Figure dataset records –

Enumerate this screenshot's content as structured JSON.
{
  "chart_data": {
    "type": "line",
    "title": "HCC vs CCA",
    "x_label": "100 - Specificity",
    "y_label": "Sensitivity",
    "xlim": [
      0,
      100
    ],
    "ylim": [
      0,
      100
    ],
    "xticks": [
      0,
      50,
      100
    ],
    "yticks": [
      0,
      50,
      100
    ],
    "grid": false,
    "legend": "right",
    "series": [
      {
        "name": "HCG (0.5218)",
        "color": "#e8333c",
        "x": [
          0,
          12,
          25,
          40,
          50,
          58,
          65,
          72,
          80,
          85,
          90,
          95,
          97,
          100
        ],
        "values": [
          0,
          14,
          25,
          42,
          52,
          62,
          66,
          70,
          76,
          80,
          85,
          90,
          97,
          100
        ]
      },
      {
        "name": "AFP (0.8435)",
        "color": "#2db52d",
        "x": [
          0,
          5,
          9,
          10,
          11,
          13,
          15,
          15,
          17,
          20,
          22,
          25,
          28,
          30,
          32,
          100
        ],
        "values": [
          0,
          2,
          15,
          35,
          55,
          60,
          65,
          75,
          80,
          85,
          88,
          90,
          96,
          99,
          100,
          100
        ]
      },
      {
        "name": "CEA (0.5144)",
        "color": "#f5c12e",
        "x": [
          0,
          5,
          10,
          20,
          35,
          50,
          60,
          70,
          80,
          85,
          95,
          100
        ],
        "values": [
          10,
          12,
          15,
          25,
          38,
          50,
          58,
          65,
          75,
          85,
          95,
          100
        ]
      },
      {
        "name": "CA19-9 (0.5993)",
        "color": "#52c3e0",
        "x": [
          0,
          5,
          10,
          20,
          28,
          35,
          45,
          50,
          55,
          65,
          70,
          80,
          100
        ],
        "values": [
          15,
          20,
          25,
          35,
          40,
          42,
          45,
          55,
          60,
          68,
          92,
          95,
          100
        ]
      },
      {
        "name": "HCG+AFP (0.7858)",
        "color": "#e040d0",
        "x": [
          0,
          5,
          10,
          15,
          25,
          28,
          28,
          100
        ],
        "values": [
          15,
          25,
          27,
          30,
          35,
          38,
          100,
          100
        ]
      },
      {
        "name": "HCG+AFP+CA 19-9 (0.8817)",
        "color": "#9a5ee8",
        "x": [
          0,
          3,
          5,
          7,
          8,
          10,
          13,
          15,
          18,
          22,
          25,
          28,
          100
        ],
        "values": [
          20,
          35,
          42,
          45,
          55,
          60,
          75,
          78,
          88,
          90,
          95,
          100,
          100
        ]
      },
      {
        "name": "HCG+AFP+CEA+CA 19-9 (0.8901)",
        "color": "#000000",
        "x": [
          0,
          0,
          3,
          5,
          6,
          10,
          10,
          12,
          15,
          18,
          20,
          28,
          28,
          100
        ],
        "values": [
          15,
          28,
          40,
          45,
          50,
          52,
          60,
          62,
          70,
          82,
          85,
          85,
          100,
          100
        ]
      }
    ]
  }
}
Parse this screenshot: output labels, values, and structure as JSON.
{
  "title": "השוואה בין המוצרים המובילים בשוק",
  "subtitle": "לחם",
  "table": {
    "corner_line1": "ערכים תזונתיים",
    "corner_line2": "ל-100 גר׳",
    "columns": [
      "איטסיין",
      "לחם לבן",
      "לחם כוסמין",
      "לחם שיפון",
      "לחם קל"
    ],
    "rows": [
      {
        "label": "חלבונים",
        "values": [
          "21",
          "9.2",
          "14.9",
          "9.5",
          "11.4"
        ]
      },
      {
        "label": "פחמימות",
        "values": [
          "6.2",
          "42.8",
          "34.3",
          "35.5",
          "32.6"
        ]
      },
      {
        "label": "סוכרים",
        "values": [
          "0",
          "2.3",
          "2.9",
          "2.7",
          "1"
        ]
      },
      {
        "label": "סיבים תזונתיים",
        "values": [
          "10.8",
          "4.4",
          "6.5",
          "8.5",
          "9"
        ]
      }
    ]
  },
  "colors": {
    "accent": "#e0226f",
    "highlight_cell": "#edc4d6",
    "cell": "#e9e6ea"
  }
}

Written instruction –
Reproduce the entries above in full by retyping them exactly.

Right answer –
Enumerate this screenshot's content as structured JSON.
{
  "chart_data": {
    "type": "line",
    "title": "HCC vs CCA",
    "x_label": "100 - Specificity",
    "y_label": "Sensitivity",
    "xlim": [
      0,
      100
    ],
    "ylim": [
      0,
      100
    ],
    "xticks": [
      0,
      50,
      100
    ],
    "yticks": [
      0,
      50,
      100
    ],
    "grid": false,
    "legend": "right",
    "series": [
      {
        "name": "HCG (0.5218)",
        "color": "#e8333c",
        "x": [
          0,
          12,
          25,
          40,
          50,
          58,
          65,
          72,
          80,
          85,
          90,
          95,
          97,
          100
        ],
        "values": [
          0,
          14,
          25,
          42,
          52,
          62,
          66,
          70,
          76,
          80,
          85,
          90,
          97,
          100
        ]
      },
      {
        "name": "AFP (0.8435)",
        "color": "#2db52d",
        "x": [
          0,
          5,
          9,
          10,
          11,
          13,
          15,
          15,
          17,
          20,
          22,
          25,
          28,
          30,
          32,
          100
        ],
        "values": [
          0,
          2,
          15,
          35,
          55,
          60,
          65,
          75,
          80,
          85,
          88,
          90,
          96,
          99,
          100,
          100
        ]
      },
      {
        "name": "CEA (0.5144)",
        "color": "#f5c12e",
        "x": [
          0,
          5,
          10,
          20,
          35,
          50,
          60,
          70,
          80,
          85,
          95,
          100
        ],
        "values": [
          10,
          12,
          15,
          25,
          38,
          50,
          58,
          65,
          75,
          85,
          95,
          100
        ]
      },
      {
        "name": "CA19-9 (0.5993)",
        "color": "#52c3e0",
        "x": [
          0,
          5,
          10,
          20,
          28,
          35,
          45,
          50,
          55,
          65,
          70,
          80,
          100
        ],
        "values": [
          15,
          20,
          25,
          35,
          40,
          42,
          45,
          55,
          60,
          68,
          92,
          95,
          100
        ]
      },
      {
        "name": "HCG+AFP (0.7858)",
        "color": "#e040d0",
        "x": [
          0,
          5,
          10,
          15,
          25,
          28,
          28,
          100
        ],
        "values": [
          15,
          25,
          27,
          30,
          35,
          38,
          100,
          100
        ]
      },
      {
        "name": "HCG+AFP+CA 19-9 (0.8817)",
        "color": "#9a5ee8",
        "x": [
          0,
          3,
          5,
          7,
          8,
          10,
          13,
          15,
          18,
          22,
          25,
          28,
          100
        ],
        "values": [
          20,
          35,
          42,
          45,
          55,
          60,
          75,
          78,
          88,
          90,
          95,
          100,
          100
        ]
      },
      {
        "name": "HCG+AFP+CEA+CA 19-9 (0.8901)",
        "color": "#000000",
        "x": [
          0,
          0,
          3,
          5,
          6,
          10,
          10,
          12,
          15,
          18,
          20,
          28,
          28,
          100
        ],
        "values": [
          15,
          28,
          40,
          45,
          50,
          52,
          60,
          62,
          70,
          82,
          85,
          85,
          100,
          100
        ]
      }
    ]
  }
}
Parse this screenshot: output labels, values, and structure as JSON.
{
  "title": "השוואה בין המוצרים המובילים בשוק",
  "subtitle": "לחם",
  "table": {
    "corner_line1": "ערכים תזונתיים",
    "corner_line2": "ל-100 גר׳",
    "columns": [
      "איטסיין",
      "לחם לבן",
      "לחם כוסמין",
      "לחם שיפון",
      "לחם קל"
    ],
    "rows": [
      {
        "label": "חלבונים",
        "values": [
          "21",
          "9.2",
          "14.9",
          "9.5",
          "11.4"
        ]
      },
      {
        "label": "פחמימות",
        "values": [
          "6.2",
          "42.8",
          "34.3",
          "35.5",
          "32.6"
        ]
      },
      {
        "label": "סוכרים",
        "values": [
          "0",
          "2.3",
          "2.9",
          "2.7",
          "1"
        ]
      },
      {
        "label": "סיבים תזונתיים",
        "values": [
          "10.8",
          "4.4",
          "6.5",
          "8.5",
          "9"
        ]
      }
    ]
  },
  "colors": {
    "accent": "#e0226f",
    "highlight_cell": "#edc4d6",
    "cell": "#e9e6ea"
  }
}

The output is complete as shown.